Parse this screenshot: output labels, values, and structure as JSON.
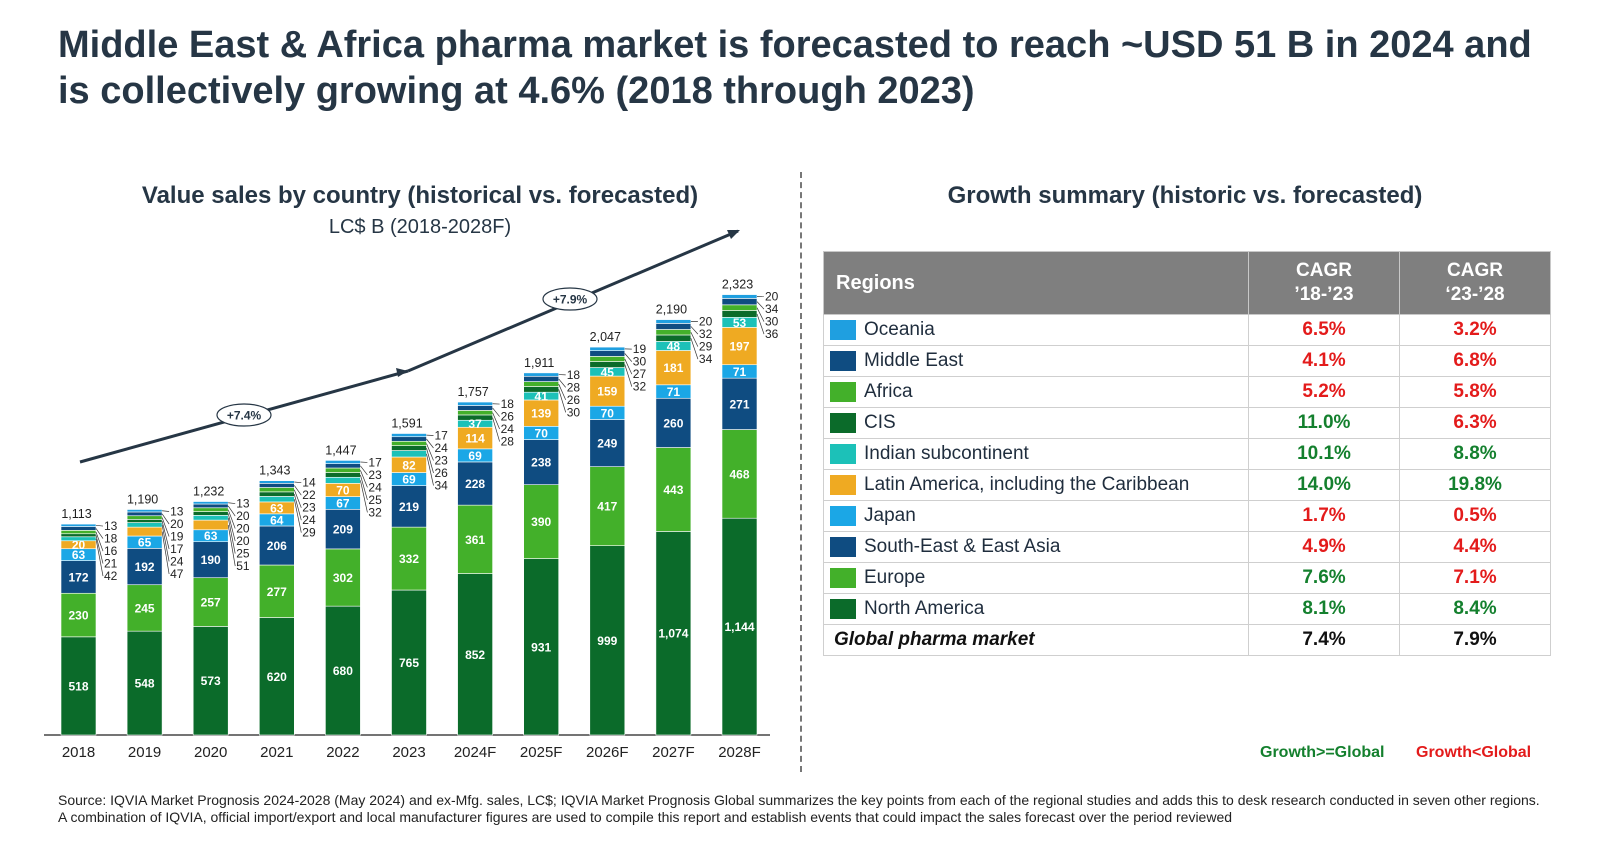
{
  "header": {
    "title": "Middle East & Africa pharma market is forecasted to reach ~USD 51 B in 2024 and is collectively growing at 4.6% (2018 through 2023)"
  },
  "left_panel": {
    "title": "Value sales by country (historical vs. forecasted)",
    "subtitle": "LC$ B (2018-2028F)"
  },
  "right_panel": {
    "title": "Growth summary (historic vs. forecasted)",
    "table": {
      "header_region": "Regions",
      "header_cagr1": "CAGR\n’18-’23",
      "header_cagr2": "CAGR\n‘23-’28",
      "rows": [
        {
          "name": "Oceania",
          "color": "#1f9fe0",
          "c1": "6.5%",
          "c1_color": "#e31b1b",
          "c2": "3.2%",
          "c2_color": "#e31b1b"
        },
        {
          "name": "Middle East",
          "color": "#0f4c81",
          "c1": "4.1%",
          "c1_color": "#e31b1b",
          "c2": "6.8%",
          "c2_color": "#e31b1b"
        },
        {
          "name": "Africa",
          "color": "#43b02a",
          "c1": "5.2%",
          "c1_color": "#e31b1b",
          "c2": "5.8%",
          "c2_color": "#e31b1b"
        },
        {
          "name": "CIS",
          "color": "#0b6b2a",
          "c1": "11.0%",
          "c1_color": "#14802e",
          "c2": "6.3%",
          "c2_color": "#e31b1b"
        },
        {
          "name": "Indian subcontinent",
          "color": "#1cc1b8",
          "c1": "10.1%",
          "c1_color": "#14802e",
          "c2": "8.8%",
          "c2_color": "#14802e"
        },
        {
          "name": "Latin America, including the Caribbean",
          "color": "#efaa22",
          "c1": "14.0%",
          "c1_color": "#14802e",
          "c2": "19.8%",
          "c2_color": "#14802e"
        },
        {
          "name": "Japan",
          "color": "#1ba7e6",
          "c1": "1.7%",
          "c1_color": "#e31b1b",
          "c2": "0.5%",
          "c2_color": "#e31b1b"
        },
        {
          "name": "South-East & East Asia",
          "color": "#0f4c81",
          "c1": "4.9%",
          "c1_color": "#e31b1b",
          "c2": "4.4%",
          "c2_color": "#e31b1b"
        },
        {
          "name": "Europe",
          "color": "#43b02a",
          "c1": "7.6%",
          "c1_color": "#14802e",
          "c2": "7.1%",
          "c2_color": "#e31b1b"
        },
        {
          "name": "North America",
          "color": "#0b6b2a",
          "c1": "8.1%",
          "c1_color": "#14802e",
          "c2": "8.4%",
          "c2_color": "#14802e"
        }
      ],
      "global": {
        "name": "Global pharma market",
        "c1": "7.4%",
        "c2": "7.9%"
      }
    },
    "legend_green": "Growth>=Global",
    "legend_red": "Growth<Global",
    "green_color": "#14802e",
    "red_color": "#e31b1b"
  },
  "source": "Source: IQVIA Market Prognosis 2024-2028 (May 2024) and ex-Mfg. sales, LC$; IQVIA Market Prognosis Global summarizes the key points from each of the regional studies and adds this to desk research conducted in seven other regions. A combination of IQVIA, official import/export and local manufacturer figures are used to compile this report and establish events that could impact the sales forecast over the period reviewed",
  "chart_data": {
    "type": "bar",
    "stacked": true,
    "title": "Value sales by country (historical vs. forecasted)",
    "subtitle": "LC$ B (2018-2028F)",
    "categories": [
      "2018",
      "2019",
      "2020",
      "2021",
      "2022",
      "2023",
      "2024F",
      "2025F",
      "2026F",
      "2027F",
      "2028F"
    ],
    "totals": [
      "1,113",
      "1,190",
      "1,232",
      "1,343",
      "1,447",
      "1,591",
      "1,757",
      "1,911",
      "2,047",
      "2,190",
      "2,323"
    ],
    "series": [
      {
        "name": "North America",
        "color": "#0b6b2a",
        "values": [
          518,
          548,
          573,
          620,
          680,
          765,
          852,
          931,
          999,
          1074,
          1144
        ],
        "labels": [
          "518",
          "548",
          "573",
          "620",
          "680",
          "765",
          "852",
          "931",
          "999",
          "1,074",
          "1,144"
        ]
      },
      {
        "name": "Europe",
        "color": "#43b02a",
        "values": [
          230,
          245,
          257,
          277,
          302,
          332,
          361,
          390,
          417,
          443,
          468
        ],
        "labels": [
          "230",
          "245",
          "257",
          "277",
          "302",
          "332",
          "361",
          "390",
          "417",
          "443",
          "468"
        ]
      },
      {
        "name": "South-East & East Asia",
        "color": "#0f4c81",
        "values": [
          172,
          192,
          190,
          206,
          209,
          219,
          228,
          238,
          249,
          260,
          271
        ],
        "labels": [
          "172",
          "192",
          "190",
          "206",
          "209",
          "219",
          "228",
          "238",
          "249",
          "260",
          "271"
        ]
      },
      {
        "name": "Japan",
        "color": "#1ba7e6",
        "values": [
          63,
          65,
          63,
          64,
          67,
          69,
          69,
          70,
          70,
          71,
          71
        ],
        "labels": [
          "63",
          "65",
          "63",
          "64",
          "67",
          "69",
          "69",
          "70",
          "70",
          "71",
          "71"
        ]
      },
      {
        "name": "Latin America, including the Caribbean",
        "color": "#efaa22",
        "values": [
          42,
          47,
          51,
          63,
          70,
          82,
          114,
          139,
          159,
          181,
          197
        ],
        "labels": [
          "42",
          "47",
          "51",
          "63",
          "70",
          "82",
          "114",
          "139",
          "159",
          "181",
          "197"
        ]
      },
      {
        "name": "Indian subcontinent",
        "color": "#1cc1b8",
        "values": [
          21,
          24,
          25,
          29,
          32,
          34,
          37,
          41,
          45,
          48,
          53
        ],
        "labels": [
          "21",
          "24",
          "25",
          "29",
          "32",
          "34",
          "37",
          "41",
          "45",
          "48",
          "53"
        ]
      },
      {
        "name": "CIS",
        "color": "#0b6b2a",
        "values": [
          16,
          17,
          20,
          24,
          25,
          26,
          28,
          30,
          32,
          34,
          36
        ],
        "labels": [
          "16",
          "17",
          "20",
          "24",
          "25",
          "26",
          "28",
          "30",
          "32",
          "34",
          "36"
        ]
      },
      {
        "name": "Africa",
        "color": "#43b02a",
        "values": [
          18,
          19,
          20,
          23,
          24,
          23,
          24,
          26,
          27,
          29,
          30
        ],
        "labels": [
          "18",
          "19",
          "20",
          "23",
          "24",
          "23",
          "24",
          "26",
          "27",
          "29",
          "30"
        ]
      },
      {
        "name": "Middle East",
        "color": "#0f4c81",
        "values": [
          20,
          20,
          20,
          22,
          23,
          24,
          26,
          28,
          30,
          32,
          34
        ],
        "labels": [
          "20",
          "20",
          "20",
          "22",
          "23",
          "24",
          "26",
          "28",
          "30",
          "32",
          "34"
        ]
      },
      {
        "name": "Oceania",
        "color": "#1f9fe0",
        "values": [
          13,
          13,
          13,
          14,
          17,
          17,
          18,
          18,
          19,
          20,
          20
        ],
        "labels": [
          "13",
          "13",
          "13",
          "14",
          "17",
          "17",
          "18",
          "18",
          "19",
          "20",
          "20"
        ]
      }
    ],
    "inside_labels": [
      [
        "518",
        "230",
        "172",
        "63",
        "20"
      ],
      [
        "548",
        "245",
        "192",
        "65"
      ],
      [
        "573",
        "257",
        "190",
        "63"
      ],
      [
        "620",
        "277",
        "206",
        "64",
        "63"
      ],
      [
        "680",
        "302",
        "209",
        "67",
        "70"
      ],
      [
        "765",
        "332",
        "219",
        "69",
        "82"
      ],
      [
        "852",
        "361",
        "228",
        "69",
        "114",
        "37"
      ],
      [
        "931",
        "390",
        "238",
        "70",
        "139",
        "41"
      ],
      [
        "999",
        "417",
        "249",
        "70",
        "159",
        "45"
      ],
      [
        "1,074",
        "443",
        "260",
        "71",
        "181",
        "48"
      ],
      [
        "1,144",
        "468",
        "271",
        "71",
        "197",
        "53"
      ]
    ],
    "side_labels": [
      [
        "13",
        "18",
        "16",
        "21",
        "42"
      ],
      [
        "13",
        "20",
        "19",
        "17",
        "24",
        "47"
      ],
      [
        "13",
        "20",
        "20",
        "20",
        "25",
        "51"
      ],
      [
        "14",
        "22",
        "23",
        "24",
        "29"
      ],
      [
        "17",
        "23",
        "24",
        "25",
        "32"
      ],
      [
        "17",
        "24",
        "23",
        "26",
        "34"
      ],
      [
        "18",
        "26",
        "24",
        "28"
      ],
      [
        "18",
        "28",
        "26",
        "30"
      ],
      [
        "19",
        "30",
        "27",
        "32"
      ],
      [
        "20",
        "32",
        "29",
        "34"
      ],
      [
        "20",
        "34",
        "30",
        "36"
      ]
    ],
    "growth_labels": [
      {
        "text": "+7.4%",
        "from": "2018",
        "to": "2023"
      },
      {
        "text": "+7.9%",
        "from": "2023",
        "to": "2028F"
      }
    ],
    "ylim": [
      0,
      2400
    ],
    "xlabel": "",
    "ylabel": "LC$ B"
  }
}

**PROBLEM DESCRIPTION:**
Using the material above, gather every line that includes "subcontinent".

**OUTPUT:**
          "name": "Indian subcontinent",
        "name": "Indian subcontinent",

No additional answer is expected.